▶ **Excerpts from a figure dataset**
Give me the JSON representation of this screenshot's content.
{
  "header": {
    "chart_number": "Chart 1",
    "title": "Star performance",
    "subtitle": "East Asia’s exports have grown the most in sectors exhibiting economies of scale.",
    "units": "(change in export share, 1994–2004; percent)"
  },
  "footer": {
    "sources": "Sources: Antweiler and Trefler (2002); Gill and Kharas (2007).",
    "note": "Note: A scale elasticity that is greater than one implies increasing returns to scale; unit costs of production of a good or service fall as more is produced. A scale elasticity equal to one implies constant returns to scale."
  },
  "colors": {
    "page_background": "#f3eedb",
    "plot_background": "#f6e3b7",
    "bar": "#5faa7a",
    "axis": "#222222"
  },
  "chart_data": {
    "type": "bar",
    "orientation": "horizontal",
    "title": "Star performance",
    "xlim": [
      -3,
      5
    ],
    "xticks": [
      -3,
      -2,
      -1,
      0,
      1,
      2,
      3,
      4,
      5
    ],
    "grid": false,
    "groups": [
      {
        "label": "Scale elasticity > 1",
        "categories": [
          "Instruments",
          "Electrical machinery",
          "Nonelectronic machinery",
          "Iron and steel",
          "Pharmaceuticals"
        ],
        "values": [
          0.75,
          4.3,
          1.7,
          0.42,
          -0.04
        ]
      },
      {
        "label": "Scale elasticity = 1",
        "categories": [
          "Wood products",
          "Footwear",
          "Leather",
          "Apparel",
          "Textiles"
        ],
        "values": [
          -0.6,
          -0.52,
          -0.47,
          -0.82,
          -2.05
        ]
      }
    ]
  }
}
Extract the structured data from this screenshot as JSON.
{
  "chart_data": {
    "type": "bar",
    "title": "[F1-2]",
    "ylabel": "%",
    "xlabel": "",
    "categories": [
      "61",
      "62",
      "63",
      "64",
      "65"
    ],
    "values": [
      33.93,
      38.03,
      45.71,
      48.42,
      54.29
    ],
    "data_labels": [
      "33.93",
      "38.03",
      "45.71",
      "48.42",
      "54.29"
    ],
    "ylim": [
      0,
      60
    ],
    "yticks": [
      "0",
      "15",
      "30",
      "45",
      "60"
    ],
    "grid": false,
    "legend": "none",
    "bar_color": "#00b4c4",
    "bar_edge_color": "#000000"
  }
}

▶ **Short problem**
Collect, from the material above, every line containing the word "this".

▶ **Response**
Give me the JSON representation of this screenshot's content.
Extract the structured data from this screenshot as JSON.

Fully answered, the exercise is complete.